:: Extracted data ::
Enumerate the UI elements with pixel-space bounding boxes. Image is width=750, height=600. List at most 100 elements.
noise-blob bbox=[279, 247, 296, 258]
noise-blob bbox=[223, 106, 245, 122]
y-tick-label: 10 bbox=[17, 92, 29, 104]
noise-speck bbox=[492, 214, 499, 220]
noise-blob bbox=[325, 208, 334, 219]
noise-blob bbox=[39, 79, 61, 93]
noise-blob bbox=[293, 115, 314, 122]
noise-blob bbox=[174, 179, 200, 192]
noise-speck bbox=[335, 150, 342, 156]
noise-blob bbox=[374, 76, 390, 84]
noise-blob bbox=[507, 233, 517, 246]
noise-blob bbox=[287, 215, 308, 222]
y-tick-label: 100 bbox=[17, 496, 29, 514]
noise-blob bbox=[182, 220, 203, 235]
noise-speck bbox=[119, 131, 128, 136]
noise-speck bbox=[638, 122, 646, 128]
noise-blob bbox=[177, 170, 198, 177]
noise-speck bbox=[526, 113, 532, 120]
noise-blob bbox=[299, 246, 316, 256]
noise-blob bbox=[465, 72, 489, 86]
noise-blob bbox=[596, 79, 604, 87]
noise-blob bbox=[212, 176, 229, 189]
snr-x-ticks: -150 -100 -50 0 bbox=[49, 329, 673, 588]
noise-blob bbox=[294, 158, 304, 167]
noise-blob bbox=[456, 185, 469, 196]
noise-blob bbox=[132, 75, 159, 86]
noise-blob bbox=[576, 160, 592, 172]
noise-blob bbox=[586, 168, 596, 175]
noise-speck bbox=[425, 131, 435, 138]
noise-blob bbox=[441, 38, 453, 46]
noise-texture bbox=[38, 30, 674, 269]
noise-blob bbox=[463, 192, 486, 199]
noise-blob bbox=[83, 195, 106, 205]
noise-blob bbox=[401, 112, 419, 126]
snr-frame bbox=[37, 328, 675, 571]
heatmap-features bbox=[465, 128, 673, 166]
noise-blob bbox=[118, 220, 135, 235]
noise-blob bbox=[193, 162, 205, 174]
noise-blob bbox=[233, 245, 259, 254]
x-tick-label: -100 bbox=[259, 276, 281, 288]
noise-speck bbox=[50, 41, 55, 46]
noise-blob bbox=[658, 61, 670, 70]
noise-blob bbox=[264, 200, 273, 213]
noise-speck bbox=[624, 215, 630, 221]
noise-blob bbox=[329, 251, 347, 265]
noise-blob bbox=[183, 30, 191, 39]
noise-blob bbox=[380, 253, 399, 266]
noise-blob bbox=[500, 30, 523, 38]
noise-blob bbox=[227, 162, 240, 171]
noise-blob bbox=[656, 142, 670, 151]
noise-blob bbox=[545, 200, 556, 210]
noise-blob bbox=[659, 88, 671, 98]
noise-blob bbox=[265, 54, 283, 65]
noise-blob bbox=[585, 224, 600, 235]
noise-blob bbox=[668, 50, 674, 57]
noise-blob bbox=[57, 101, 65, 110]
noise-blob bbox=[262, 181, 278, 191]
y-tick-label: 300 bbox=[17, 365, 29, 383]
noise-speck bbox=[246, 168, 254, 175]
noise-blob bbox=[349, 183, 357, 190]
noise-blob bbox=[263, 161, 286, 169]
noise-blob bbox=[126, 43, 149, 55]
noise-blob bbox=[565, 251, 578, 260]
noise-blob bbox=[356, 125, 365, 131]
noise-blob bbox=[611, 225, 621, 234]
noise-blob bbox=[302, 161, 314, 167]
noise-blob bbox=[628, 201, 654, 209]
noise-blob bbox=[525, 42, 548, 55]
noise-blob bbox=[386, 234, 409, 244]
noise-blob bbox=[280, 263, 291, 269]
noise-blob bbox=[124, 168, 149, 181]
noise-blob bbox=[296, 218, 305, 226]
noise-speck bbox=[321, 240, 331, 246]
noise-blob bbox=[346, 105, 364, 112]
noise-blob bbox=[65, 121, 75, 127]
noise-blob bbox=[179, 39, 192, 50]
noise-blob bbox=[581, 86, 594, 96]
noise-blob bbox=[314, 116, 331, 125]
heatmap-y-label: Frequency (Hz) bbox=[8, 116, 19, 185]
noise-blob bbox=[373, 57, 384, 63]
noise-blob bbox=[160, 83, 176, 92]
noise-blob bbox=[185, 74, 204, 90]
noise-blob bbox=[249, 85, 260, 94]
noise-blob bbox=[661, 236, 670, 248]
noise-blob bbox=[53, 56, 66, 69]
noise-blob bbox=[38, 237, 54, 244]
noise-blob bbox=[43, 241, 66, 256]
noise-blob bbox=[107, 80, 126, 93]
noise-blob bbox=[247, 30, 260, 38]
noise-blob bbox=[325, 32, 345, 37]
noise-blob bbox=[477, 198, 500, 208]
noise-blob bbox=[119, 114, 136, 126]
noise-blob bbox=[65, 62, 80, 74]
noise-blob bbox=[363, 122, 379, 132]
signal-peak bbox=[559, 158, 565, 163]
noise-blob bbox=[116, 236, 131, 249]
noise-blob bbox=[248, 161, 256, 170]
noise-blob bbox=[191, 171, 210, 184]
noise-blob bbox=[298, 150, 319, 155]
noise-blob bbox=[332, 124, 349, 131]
:::
§ **What to do**: Can you set down, unchanged, the stretch of the items above that runs from their very first line through the line containing "noise-blob bbox=[287, 215, 308, 222]", with both of those lines included?

§ **Response below**:
Enumerate the UI elements with pixel-space bounding boxes. Image is width=750, height=600. List at most 100 elements.
noise-blob bbox=[279, 247, 296, 258]
noise-blob bbox=[223, 106, 245, 122]
y-tick-label: 10 bbox=[17, 92, 29, 104]
noise-speck bbox=[492, 214, 499, 220]
noise-blob bbox=[325, 208, 334, 219]
noise-blob bbox=[39, 79, 61, 93]
noise-blob bbox=[293, 115, 314, 122]
noise-blob bbox=[174, 179, 200, 192]
noise-speck bbox=[335, 150, 342, 156]
noise-blob bbox=[374, 76, 390, 84]
noise-blob bbox=[507, 233, 517, 246]
noise-blob bbox=[287, 215, 308, 222]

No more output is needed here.